** PROBLEM TO WORK ON **
Repeat all of the data precisely.

Dataset listings of figures:
========

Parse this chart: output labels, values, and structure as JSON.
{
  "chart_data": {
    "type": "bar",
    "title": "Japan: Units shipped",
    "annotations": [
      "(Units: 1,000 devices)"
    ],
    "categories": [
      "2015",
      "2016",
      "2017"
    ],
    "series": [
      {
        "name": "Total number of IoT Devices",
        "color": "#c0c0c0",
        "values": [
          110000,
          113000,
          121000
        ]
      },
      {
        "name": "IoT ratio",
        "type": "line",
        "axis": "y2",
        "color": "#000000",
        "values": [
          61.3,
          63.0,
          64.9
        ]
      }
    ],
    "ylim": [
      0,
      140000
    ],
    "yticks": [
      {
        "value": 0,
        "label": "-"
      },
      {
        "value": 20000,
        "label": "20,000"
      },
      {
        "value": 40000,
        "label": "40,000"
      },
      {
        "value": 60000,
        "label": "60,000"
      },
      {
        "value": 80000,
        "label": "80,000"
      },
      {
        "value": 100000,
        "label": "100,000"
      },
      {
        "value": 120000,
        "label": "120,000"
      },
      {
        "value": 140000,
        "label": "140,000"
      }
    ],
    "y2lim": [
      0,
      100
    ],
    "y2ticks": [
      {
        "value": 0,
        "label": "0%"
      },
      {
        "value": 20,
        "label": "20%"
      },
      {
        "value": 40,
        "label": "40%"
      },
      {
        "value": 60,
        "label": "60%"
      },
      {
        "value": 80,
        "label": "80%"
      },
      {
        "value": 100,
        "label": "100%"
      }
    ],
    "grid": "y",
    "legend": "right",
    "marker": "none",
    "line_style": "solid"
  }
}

========

** TASK ANSWER **
Parse this chart: output labels, values, and structure as JSON.
{
  "chart_data": {
    "type": "bar",
    "title": "Japan: Units shipped",
    "annotations": [
      "(Units: 1,000 devices)"
    ],
    "categories": [
      "2015",
      "2016",
      "2017"
    ],
    "series": [
      {
        "name": "Total number of IoT Devices",
        "color": "#c0c0c0",
        "values": [
          110000,
          113000,
          121000
        ]
      },
      {
        "name": "IoT ratio",
        "type": "line",
        "axis": "y2",
        "color": "#000000",
        "values": [
          61.3,
          63.0,
          64.9
        ]
      }
    ],
    "ylim": [
      0,
      140000
    ],
    "yticks": [
      {
        "value": 0,
        "label": "-"
      },
      {
        "value": 20000,
        "label": "20,000"
      },
      {
        "value": 40000,
        "label": "40,000"
      },
      {
        "value": 60000,
        "label": "60,000"
      },
      {
        "value": 80000,
        "label": "80,000"
      },
      {
        "value": 100000,
        "label": "100,000"
      },
      {
        "value": 120000,
        "label": "120,000"
      },
      {
        "value": 140000,
        "label": "140,000"
      }
    ],
    "y2lim": [
      0,
      100
    ],
    "y2ticks": [
      {
        "value": 0,
        "label": "0%"
      },
      {
        "value": 20,
        "label": "20%"
      },
      {
        "value": 40,
        "label": "40%"
      },
      {
        "value": 60,
        "label": "60%"
      },
      {
        "value": 80,
        "label": "80%"
      },
      {
        "value": 100,
        "label": "100%"
      }
    ],
    "grid": "y",
    "legend": "right",
    "marker": "none",
    "line_style": "solid"
  }
}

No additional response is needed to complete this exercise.